Task goal - Type out the material below exactly.

Dataset entries -

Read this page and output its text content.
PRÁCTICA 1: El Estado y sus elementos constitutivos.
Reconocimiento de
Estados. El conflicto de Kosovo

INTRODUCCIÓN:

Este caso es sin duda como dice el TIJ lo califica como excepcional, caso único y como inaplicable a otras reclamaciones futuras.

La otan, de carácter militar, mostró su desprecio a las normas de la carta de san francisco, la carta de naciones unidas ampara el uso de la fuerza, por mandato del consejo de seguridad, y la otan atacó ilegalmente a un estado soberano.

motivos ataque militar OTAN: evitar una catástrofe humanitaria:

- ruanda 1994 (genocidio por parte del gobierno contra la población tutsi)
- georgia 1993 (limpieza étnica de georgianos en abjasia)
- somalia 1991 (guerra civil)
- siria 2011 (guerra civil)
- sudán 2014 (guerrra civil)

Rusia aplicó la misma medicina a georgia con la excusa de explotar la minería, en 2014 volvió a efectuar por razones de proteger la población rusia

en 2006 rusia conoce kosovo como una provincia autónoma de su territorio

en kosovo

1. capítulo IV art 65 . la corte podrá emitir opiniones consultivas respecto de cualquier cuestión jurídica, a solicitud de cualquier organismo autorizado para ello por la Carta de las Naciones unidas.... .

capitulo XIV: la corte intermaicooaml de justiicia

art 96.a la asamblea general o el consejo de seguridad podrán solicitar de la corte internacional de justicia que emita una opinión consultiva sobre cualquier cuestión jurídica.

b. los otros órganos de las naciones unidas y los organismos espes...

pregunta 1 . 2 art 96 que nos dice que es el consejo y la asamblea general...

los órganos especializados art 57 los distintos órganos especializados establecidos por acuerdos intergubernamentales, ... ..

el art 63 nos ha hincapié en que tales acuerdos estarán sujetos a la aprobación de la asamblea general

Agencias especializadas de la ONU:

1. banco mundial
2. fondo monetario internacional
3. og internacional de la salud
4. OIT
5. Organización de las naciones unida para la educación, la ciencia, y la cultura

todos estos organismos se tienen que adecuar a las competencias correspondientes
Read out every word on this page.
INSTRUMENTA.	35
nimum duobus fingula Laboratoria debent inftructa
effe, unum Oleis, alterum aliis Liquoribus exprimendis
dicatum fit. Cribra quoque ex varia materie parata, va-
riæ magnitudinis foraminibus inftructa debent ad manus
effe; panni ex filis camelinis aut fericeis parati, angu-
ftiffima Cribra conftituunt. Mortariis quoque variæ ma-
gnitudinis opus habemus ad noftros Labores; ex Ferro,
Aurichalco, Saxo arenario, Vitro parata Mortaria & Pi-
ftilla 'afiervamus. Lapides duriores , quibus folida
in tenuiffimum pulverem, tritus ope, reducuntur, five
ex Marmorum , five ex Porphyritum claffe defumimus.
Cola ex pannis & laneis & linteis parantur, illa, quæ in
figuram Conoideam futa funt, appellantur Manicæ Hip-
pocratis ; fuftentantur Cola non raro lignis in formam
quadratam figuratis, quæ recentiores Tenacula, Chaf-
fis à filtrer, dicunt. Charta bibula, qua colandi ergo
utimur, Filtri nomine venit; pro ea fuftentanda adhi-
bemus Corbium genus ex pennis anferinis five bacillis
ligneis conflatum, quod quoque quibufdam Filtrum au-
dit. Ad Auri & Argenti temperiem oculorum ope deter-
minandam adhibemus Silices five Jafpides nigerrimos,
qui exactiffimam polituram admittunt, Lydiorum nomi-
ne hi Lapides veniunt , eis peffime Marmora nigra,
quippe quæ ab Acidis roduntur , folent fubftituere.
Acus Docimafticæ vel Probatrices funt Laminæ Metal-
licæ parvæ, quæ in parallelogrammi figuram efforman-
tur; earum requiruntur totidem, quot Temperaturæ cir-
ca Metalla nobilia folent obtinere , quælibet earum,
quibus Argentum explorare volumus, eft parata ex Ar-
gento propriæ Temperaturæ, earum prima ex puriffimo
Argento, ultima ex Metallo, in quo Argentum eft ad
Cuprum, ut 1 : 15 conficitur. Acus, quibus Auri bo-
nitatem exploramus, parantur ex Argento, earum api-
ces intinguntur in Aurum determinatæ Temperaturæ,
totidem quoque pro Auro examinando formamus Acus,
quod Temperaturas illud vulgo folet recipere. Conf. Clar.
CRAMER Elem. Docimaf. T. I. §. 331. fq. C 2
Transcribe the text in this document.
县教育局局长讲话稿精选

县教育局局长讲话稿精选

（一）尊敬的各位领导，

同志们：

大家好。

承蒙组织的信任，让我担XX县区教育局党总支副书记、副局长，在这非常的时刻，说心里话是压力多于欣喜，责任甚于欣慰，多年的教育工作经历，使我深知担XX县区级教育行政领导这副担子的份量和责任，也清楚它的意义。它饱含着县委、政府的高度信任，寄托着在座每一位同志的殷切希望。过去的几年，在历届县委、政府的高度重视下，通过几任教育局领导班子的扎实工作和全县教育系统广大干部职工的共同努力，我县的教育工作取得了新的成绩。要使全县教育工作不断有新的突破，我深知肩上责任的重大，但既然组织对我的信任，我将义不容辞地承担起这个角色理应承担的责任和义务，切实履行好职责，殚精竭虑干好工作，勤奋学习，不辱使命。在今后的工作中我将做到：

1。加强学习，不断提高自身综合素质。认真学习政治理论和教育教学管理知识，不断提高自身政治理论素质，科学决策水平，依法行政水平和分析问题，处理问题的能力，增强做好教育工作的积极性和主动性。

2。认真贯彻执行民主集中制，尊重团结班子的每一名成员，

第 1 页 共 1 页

In response -
Read this page and output its text content.
PRÁCTICA 1: El Estado y sus elementos constitutivos.
Reconocimiento de
Estados. El conflicto de Kosovo

INTRODUCCIÓN:

Este caso es sin duda como dice el TIJ lo califica como excepcional, caso único y como inaplicable a otras reclamaciones futuras.

La otan, de carácter militar, mostró su desprecio a las normas de la carta de san francisco, la carta de naciones unidas ampara el uso de la fuerza, por mandato del consejo de seguridad, y la otan atacó ilegalmente a un estado soberano.

motivos ataque militar OTAN: evitar una catástrofe humanitaria:

- ruanda 1994 (genocidio por parte del gobierno contra la población tutsi)
- georgia 1993 (limpieza étnica de georgianos en abjasia)
- somalia 1991 (guerra civil)
- siria 2011 (guerra civil)
- sudán 2014 (guerrra civil)

Rusia aplicó la misma medicina a georgia con la excusa de explotar la minería, en 2014 volvió a efectuar por razones de proteger la población rusia

en 2006 rusia conoce kosovo como una provincia autónoma de su territorio

en kosovo

1. capítulo IV art 65 . la corte podrá emitir opiniones consultivas respecto de cualquier cuestión jurídica, a solicitud de cualquier organismo autorizado para ello por la Carta de las Naciones unidas.... .

capitulo XIV: la corte intermaicooaml de justiicia

art 96.a la asamblea general o el consejo de seguridad podrán solicitar de la corte internacional de justicia que emita una opinión consultiva sobre cualquier cuestión jurídica.

b. los otros órganos de las naciones unidas y los organismos espes...

pregunta 1 . 2 art 96 que nos dice que es el consejo y la asamblea general...

los órganos especializados art 57 los distintos órganos especializados establecidos por acuerdos intergubernamentales, ... ..

el art 63 nos ha hincapié en que tales acuerdos estarán sujetos a la aprobación de la asamblea general

Agencias especializadas de la ONU:

1. banco mundial
2. fondo monetario internacional
3. og internacional de la salud
4. OIT
5. Organización de las naciones unida para la educación, la ciencia, y la cultura

todos estos organismos se tienen que adecuar a las competencias correspondientes
Read out every word on this page.
INSTRUMENTA.	35
nimum duobus fingula Laboratoria debent inftructa
effe, unum Oleis, alterum aliis Liquoribus exprimendis
dicatum fit. Cribra quoque ex varia materie parata, va-
riæ magnitudinis foraminibus inftructa debent ad manus
effe; panni ex filis camelinis aut fericeis parati, angu-
ftiffima Cribra conftituunt. Mortariis quoque variæ ma-
gnitudinis opus habemus ad noftros Labores; ex Ferro,
Aurichalco, Saxo arenario, Vitro parata Mortaria & Pi-
ftilla 'afiervamus. Lapides duriores , quibus folida
in tenuiffimum pulverem, tritus ope, reducuntur, five
ex Marmorum , five ex Porphyritum claffe defumimus.
Cola ex pannis & laneis & linteis parantur, illa, quæ in
figuram Conoideam futa funt, appellantur Manicæ Hip-
pocratis ; fuftentantur Cola non raro lignis in formam
quadratam figuratis, quæ recentiores Tenacula, Chaf-
fis à filtrer, dicunt. Charta bibula, qua colandi ergo
utimur, Filtri nomine venit; pro ea fuftentanda adhi-
bemus Corbium genus ex pennis anferinis five bacillis
ligneis conflatum, quod quoque quibufdam Filtrum au-
dit. Ad Auri & Argenti temperiem oculorum ope deter-
minandam adhibemus Silices five Jafpides nigerrimos,
qui exactiffimam polituram admittunt, Lydiorum nomi-
ne hi Lapides veniunt , eis peffime Marmora nigra,
quippe quæ ab Acidis roduntur , folent fubftituere.
Acus Docimafticæ vel Probatrices funt Laminæ Metal-
licæ parvæ, quæ in parallelogrammi figuram efforman-
tur; earum requiruntur totidem, quot Temperaturæ cir-
ca Metalla nobilia folent obtinere , quælibet earum,
quibus Argentum explorare volumus, eft parata ex Ar-
gento propriæ Temperaturæ, earum prima ex puriffimo
Argento, ultima ex Metallo, in quo Argentum eft ad
Cuprum, ut 1 : 15 conficitur. Acus, quibus Auri bo-
nitatem exploramus, parantur ex Argento, earum api-
ces intinguntur in Aurum determinatæ Temperaturæ,
totidem quoque pro Auro examinando formamus Acus,
quod Temperaturas illud vulgo folet recipere. Conf. Clar.
CRAMER Elem. Docimaf. T. I. §. 331. fq. C 2
Transcribe the text in this document.
县教育局局长讲话稿精选

县教育局局长讲话稿精选

（一）尊敬的各位领导，

同志们：

大家好。

承蒙组织的信任，让我担XX县区教育局党总支副书记、副局长，在这非常的时刻，说心里话是压力多于欣喜，责任甚于欣慰，多年的教育工作经历，使我深知担XX县区级教育行政领导这副担子的份量和责任，也清楚它的意义。它饱含着县委、政府的高度信任，寄托着在座每一位同志的殷切希望。过去的几年，在历届县委、政府的高度重视下，通过几任教育局领导班子的扎实工作和全县教育系统广大干部职工的共同努力，我县的教育工作取得了新的成绩。要使全县教育工作不断有新的突破，我深知肩上责任的重大，但既然组织对我的信任，我将义不容辞地承担起这个角色理应承担的责任和义务，切实履行好职责，殚精竭虑干好工作，勤奋学习，不辱使命。在今后的工作中我将做到：

1。加强学习，不断提高自身综合素质。认真学习政治理论和教育教学管理知识，不断提高自身政治理论素质，科学决策水平，依法行政水平和分析问题，处理问题的能力，增强做好教育工作的积极性和主动性。

2。认真贯彻执行民主集中制，尊重团结班子的每一名成员，

第 1 页 共 1 页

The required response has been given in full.